### What you need to do
Using the listing below, extract each line that has the word "this" in it.

Dataset records
^^^^
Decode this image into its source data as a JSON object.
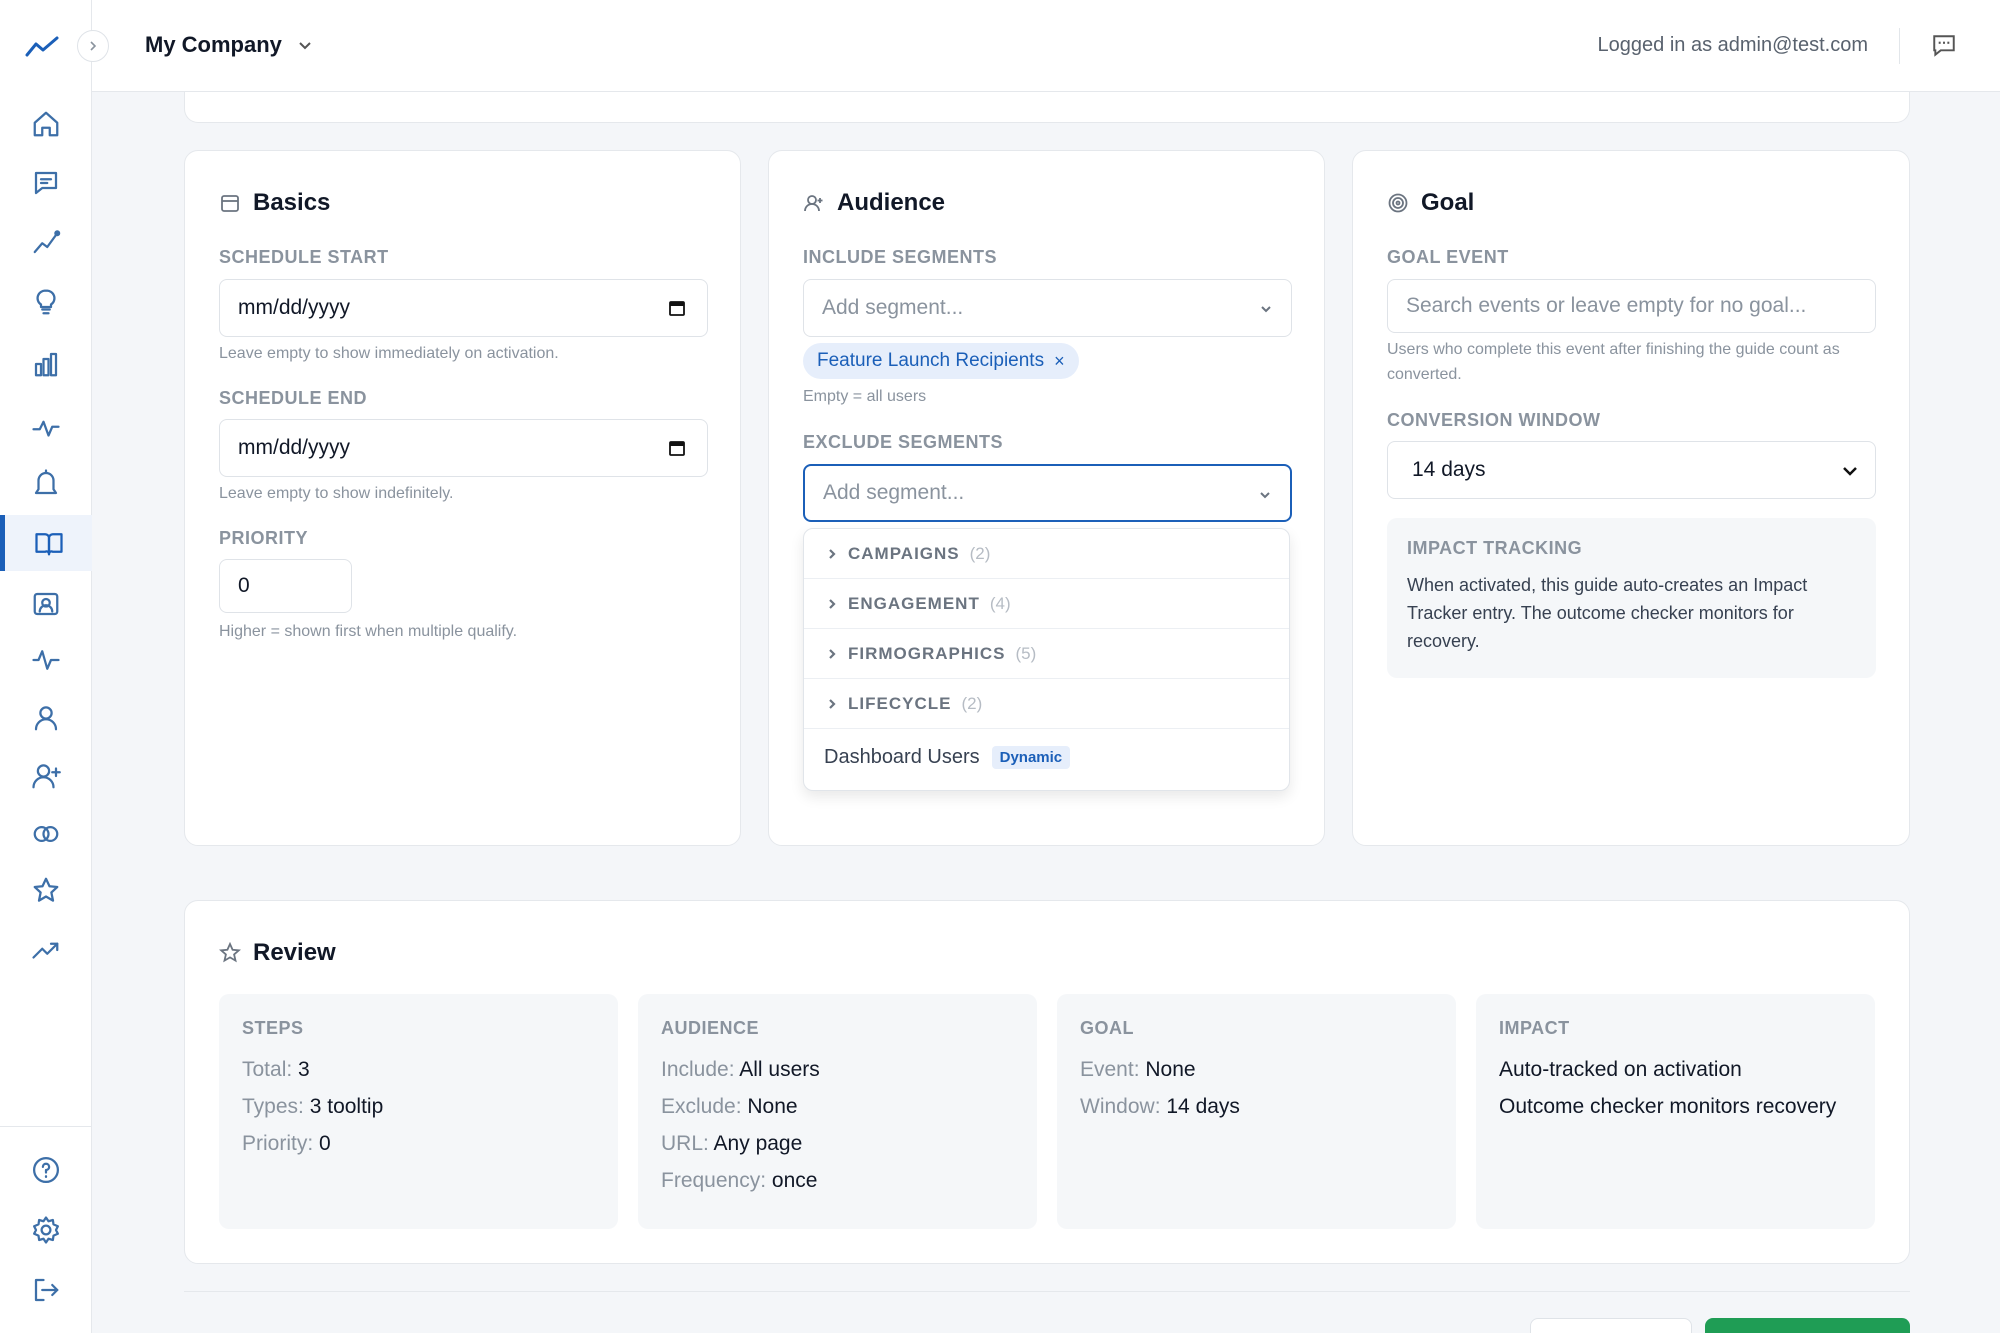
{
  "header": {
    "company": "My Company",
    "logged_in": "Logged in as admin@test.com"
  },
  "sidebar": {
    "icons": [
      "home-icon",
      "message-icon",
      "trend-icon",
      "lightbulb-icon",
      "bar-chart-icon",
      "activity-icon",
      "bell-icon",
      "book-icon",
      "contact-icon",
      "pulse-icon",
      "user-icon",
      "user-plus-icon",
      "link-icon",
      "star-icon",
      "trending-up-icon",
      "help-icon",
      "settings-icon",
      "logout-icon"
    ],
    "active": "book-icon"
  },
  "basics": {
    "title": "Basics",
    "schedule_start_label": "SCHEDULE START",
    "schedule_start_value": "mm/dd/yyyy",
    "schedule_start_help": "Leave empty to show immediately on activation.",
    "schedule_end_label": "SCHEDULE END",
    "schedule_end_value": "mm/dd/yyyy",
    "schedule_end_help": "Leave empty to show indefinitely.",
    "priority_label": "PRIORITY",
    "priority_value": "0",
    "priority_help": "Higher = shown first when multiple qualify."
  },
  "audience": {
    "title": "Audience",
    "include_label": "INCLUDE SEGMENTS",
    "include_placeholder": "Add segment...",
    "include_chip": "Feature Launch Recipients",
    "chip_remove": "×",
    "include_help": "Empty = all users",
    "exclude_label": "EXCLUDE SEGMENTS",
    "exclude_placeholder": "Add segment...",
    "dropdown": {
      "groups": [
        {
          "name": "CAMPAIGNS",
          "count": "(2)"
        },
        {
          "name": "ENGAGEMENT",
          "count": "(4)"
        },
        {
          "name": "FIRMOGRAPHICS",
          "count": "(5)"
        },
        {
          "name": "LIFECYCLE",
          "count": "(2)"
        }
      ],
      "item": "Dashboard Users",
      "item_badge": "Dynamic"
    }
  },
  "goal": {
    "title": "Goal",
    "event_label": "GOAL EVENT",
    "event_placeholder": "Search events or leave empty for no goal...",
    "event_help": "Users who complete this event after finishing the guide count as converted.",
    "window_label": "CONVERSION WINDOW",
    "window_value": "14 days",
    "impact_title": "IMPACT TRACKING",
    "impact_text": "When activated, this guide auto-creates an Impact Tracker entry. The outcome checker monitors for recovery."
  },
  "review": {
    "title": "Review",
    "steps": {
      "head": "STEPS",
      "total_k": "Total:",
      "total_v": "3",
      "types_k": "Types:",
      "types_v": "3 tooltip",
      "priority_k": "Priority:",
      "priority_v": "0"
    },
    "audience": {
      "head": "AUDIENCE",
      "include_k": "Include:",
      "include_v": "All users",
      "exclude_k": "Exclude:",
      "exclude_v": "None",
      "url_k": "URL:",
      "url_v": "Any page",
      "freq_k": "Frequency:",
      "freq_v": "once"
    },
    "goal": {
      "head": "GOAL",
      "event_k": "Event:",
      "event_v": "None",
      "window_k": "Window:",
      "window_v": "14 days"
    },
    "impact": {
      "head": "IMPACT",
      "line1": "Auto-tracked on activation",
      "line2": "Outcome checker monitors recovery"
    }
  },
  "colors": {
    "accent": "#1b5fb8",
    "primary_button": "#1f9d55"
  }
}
^^^^
### Answer to the problem
Decode this image into its source data as a JSON object.
    "event_help": "Users who complete this event after finishing the guide count as converted.",
    "impact_text": "When activated, this guide auto-creates an Impact Tracker entry. The outcome checker monitors for recovery."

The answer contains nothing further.